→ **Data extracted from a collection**
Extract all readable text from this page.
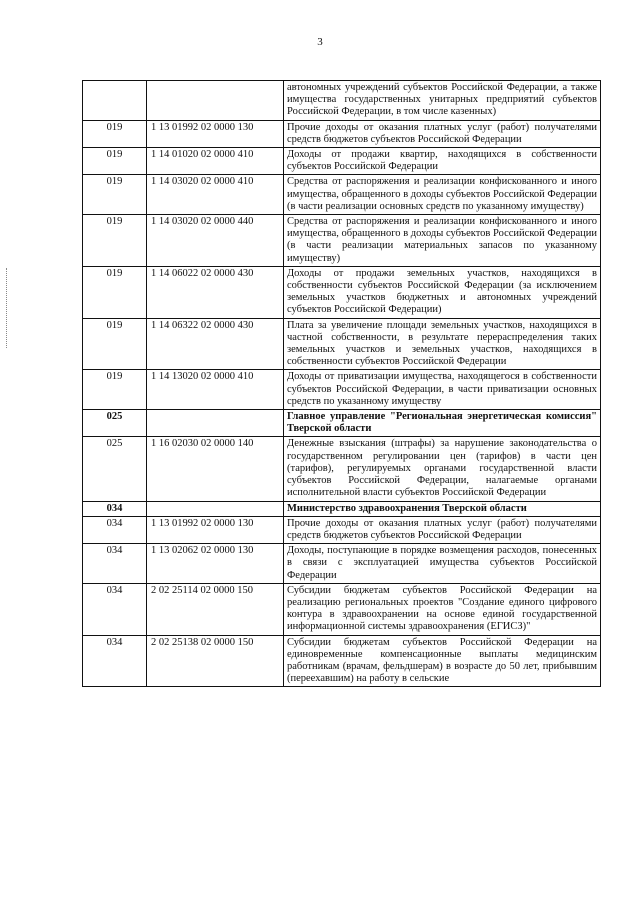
3
		автономных учреждений субъектов Российской Федерации, а также имущества государственных унитарных предприятий субъектов Российской Федерации, в том числе казенных)
019	1 13 01992 02 0000 130	Прочие доходы от оказания платных услуг (работ) получателями средств бюджетов субъектов Российской Федерации
019	1 14 01020 02 0000 410	Доходы от продажи квартир, находящихся в собственности субъектов Российской Федерации
019	1 14 03020 02 0000 410	Средства от распоряжения и реализации конфискованного и иного имущества, обращенного в доходы субъектов Российской Федерации (в части реализации основных средств по указанному имуществу)
019	1 14 03020 02 0000 440	Средства от распоряжения и реализации конфискованного и иного имущества, обращенного в доходы субъектов Российской Федерации (в части реализации материальных запасов по указанному имуществу)
019	1 14 06022 02 0000 430	Доходы от продажи земельных участков, находящихся в собственности субъектов Российской Федерации (за исключением земельных участков бюджетных и автономных учреждений субъектов Российской Федерации)
019	1 14 06322 02 0000 430	Плата за увеличение площади земельных участков, находящихся в частной собственности, в результате перераспределения таких земельных участков и земельных участков, находящихся в собственности субъектов Российской Федерации
019	1 14 13020 02 0000 410	Доходы от приватизации имущества, находящегося в собственности субъектов Российской Федерации, в части приватизации основных средств по указанному имуществу
025		Главное управление "Региональная энергетическая комиссия" Тверской области
025	1 16 02030 02 0000 140	Денежные взыскания (штрафы) за нарушение законодательства о государственном регулировании цен (тарифов) в части цен (тарифов), регулируемых органами государственной власти субъектов Российской Федерации, налагаемые органами исполнительной власти субъектов Российской Федерации
034		Министерство здравоохранения Тверской области
034	1 13 01992 02 0000 130	Прочие доходы от оказания платных услуг (работ) получателями средств бюджетов субъектов Российской Федерации
034	1 13 02062 02 0000 130	Доходы, поступающие в порядке возмещения расходов, понесенных в связи с эксплуатацией имущества субъектов Российской Федерации
034	2 02 25114 02 0000 150	Субсидии бюджетам субъектов Российской Федерации на реализацию региональных проектов "Создание единого цифрового контура в здравоохранении на основе единой государственной информационной системы здравоохранения (ЕГИСЗ)"
034	2 02 25138 02 0000 150	Субсидии бюджетам субъектов Российской Федерации на единовременные компенсационные выплаты медицинским работникам (врачам, фельдшерам) в возрасте до 50 лет, прибывшим (переехавшим) на работу в сельские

→ **Instructions for the task**
Among the lines of the material, find those that hold the word "конфискованного" and copy them.

→ **Task result**
019	1 14 03020 02 0000 410	Средства от распоряжения и реализации конфискованного и иного имущества, обращенного в доходы субъектов Российской Федерации (в части реализации основных средств по указанному имуществу)
019	1 14 03020 02 0000 440	Средства от распоряжения и реализации конфискованного и иного имущества, обращенного в доходы субъектов Российской Федерации (в части реализации материальных запасов по указанному имуществу)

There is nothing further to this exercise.